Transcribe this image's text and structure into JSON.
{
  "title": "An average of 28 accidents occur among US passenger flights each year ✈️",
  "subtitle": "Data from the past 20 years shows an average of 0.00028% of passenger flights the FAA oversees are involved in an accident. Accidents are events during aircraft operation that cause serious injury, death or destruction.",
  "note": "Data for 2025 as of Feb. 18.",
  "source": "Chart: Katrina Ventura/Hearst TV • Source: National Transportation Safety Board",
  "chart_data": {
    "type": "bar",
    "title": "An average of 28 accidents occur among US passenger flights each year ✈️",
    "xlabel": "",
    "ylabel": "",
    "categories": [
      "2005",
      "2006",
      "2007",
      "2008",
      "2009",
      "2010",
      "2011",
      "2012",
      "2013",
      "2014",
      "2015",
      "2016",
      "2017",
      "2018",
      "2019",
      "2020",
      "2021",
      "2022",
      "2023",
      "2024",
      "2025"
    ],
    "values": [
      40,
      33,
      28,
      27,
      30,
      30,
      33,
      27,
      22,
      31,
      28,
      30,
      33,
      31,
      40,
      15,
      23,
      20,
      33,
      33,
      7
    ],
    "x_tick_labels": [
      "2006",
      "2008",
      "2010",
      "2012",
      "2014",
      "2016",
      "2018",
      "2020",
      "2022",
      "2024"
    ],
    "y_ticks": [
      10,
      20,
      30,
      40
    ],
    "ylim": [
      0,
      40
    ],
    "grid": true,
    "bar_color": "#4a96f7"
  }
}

######

## WHAT THE TASK ASKS:
Extract the entries above verbatim.

## RESPONSE TO THIS TASK:
Transcribe this image's text and structure into JSON.
{
  "title": "An average of 28 accidents occur among US passenger flights each year ✈️",
  "subtitle": "Data from the past 20 years shows an average of 0.00028% of passenger flights the FAA oversees are involved in an accident. Accidents are events during aircraft operation that cause serious injury, death or destruction.",
  "note": "Data for 2025 as of Feb. 18.",
  "source": "Chart: Katrina Ventura/Hearst TV • Source: National Transportation Safety Board",
  "chart_data": {
    "type": "bar",
    "title": "An average of 28 accidents occur among US passenger flights each year ✈️",
    "xlabel": "",
    "ylabel": "",
    "categories": [
      "2005",
      "2006",
      "2007",
      "2008",
      "2009",
      "2010",
      "2011",
      "2012",
      "2013",
      "2014",
      "2015",
      "2016",
      "2017",
      "2018",
      "2019",
      "2020",
      "2021",
      "2022",
      "2023",
      "2024",
      "2025"
    ],
    "values": [
      40,
      33,
      28,
      27,
      30,
      30,
      33,
      27,
      22,
      31,
      28,
      30,
      33,
      31,
      40,
      15,
      23,
      20,
      33,
      33,
      7
    ],
    "x_tick_labels": [
      "2006",
      "2008",
      "2010",
      "2012",
      "2014",
      "2016",
      "2018",
      "2020",
      "2022",
      "2024"
    ],
    "y_ticks": [
      10,
      20,
      30,
      40
    ],
    "ylim": [
      0,
      40
    ],
    "grid": true,
    "bar_color": "#4a96f7"
  }
}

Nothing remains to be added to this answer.